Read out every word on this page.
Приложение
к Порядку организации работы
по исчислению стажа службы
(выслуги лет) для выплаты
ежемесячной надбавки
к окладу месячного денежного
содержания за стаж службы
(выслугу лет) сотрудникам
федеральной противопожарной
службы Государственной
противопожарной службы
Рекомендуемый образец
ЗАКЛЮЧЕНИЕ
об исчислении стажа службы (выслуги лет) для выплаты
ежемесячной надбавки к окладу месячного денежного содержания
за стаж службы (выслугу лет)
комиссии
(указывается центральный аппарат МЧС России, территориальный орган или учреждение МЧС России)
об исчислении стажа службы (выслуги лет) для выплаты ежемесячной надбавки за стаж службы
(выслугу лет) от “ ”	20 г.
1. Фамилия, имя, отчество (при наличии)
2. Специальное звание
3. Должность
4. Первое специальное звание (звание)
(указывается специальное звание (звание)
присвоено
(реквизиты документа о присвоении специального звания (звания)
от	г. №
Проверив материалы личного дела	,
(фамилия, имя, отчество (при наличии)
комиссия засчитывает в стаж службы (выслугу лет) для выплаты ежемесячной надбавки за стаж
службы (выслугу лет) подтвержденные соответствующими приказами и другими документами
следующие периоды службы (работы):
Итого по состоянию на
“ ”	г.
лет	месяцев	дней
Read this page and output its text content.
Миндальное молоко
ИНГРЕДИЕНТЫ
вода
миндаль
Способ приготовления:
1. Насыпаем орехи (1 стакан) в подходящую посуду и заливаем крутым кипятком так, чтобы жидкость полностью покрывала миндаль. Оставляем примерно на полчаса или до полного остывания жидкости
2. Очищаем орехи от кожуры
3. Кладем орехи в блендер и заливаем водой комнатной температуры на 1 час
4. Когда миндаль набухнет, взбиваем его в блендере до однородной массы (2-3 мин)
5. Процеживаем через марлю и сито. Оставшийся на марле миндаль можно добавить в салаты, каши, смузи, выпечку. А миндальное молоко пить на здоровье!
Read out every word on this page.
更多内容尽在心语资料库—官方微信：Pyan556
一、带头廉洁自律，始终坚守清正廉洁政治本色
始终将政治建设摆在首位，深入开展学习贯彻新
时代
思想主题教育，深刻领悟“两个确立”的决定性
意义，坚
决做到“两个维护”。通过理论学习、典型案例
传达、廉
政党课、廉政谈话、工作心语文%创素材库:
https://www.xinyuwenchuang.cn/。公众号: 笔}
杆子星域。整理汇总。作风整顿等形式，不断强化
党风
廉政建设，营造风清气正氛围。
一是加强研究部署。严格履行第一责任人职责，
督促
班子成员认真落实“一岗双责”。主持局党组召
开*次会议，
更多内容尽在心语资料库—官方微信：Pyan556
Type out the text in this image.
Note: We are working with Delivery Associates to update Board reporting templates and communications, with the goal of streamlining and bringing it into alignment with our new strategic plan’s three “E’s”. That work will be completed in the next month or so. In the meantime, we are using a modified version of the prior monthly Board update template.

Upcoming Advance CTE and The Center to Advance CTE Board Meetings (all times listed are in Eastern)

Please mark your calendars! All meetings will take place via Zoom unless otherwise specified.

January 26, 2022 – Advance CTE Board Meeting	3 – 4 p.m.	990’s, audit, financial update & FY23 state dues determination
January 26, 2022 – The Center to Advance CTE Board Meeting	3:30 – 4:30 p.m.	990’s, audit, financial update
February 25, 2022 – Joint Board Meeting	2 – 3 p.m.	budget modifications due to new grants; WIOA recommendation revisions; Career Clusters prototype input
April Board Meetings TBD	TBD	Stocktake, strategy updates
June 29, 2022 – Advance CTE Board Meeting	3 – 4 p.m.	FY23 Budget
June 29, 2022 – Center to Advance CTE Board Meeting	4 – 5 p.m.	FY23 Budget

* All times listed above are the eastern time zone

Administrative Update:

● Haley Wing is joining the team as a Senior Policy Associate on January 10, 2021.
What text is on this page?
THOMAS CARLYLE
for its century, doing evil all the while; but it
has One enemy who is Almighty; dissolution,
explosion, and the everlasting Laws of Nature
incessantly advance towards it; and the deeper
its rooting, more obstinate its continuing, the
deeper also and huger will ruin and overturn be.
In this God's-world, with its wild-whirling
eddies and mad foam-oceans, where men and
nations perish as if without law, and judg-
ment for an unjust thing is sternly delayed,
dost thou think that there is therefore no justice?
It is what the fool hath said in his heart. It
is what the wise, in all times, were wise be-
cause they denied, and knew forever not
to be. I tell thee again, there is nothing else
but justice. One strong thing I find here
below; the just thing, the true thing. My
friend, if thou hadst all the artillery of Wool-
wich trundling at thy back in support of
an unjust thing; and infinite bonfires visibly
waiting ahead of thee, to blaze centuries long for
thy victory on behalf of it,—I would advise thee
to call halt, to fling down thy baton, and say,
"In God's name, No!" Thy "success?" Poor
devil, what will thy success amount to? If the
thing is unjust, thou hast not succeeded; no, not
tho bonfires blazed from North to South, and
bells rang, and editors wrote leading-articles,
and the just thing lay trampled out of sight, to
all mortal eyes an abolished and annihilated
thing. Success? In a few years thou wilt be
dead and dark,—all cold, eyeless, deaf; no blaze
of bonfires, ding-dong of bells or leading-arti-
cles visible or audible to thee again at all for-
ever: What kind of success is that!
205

□ □ □

* _YOUR GOAL_
Take each line of the material that contains the word "надбавки" and list it.

* _OUTPUT OF THE EXERCISE_
ежемесячной надбавки
ежемесячной надбавки к окладу месячного денежного содержания
об исчислении стажа службы (выслуги лет) для выплаты ежемесячной надбавки за стаж службы
комиссия засчитывает в стаж службы (выслугу лет) для выплаты ежемесячной надбавки за стаж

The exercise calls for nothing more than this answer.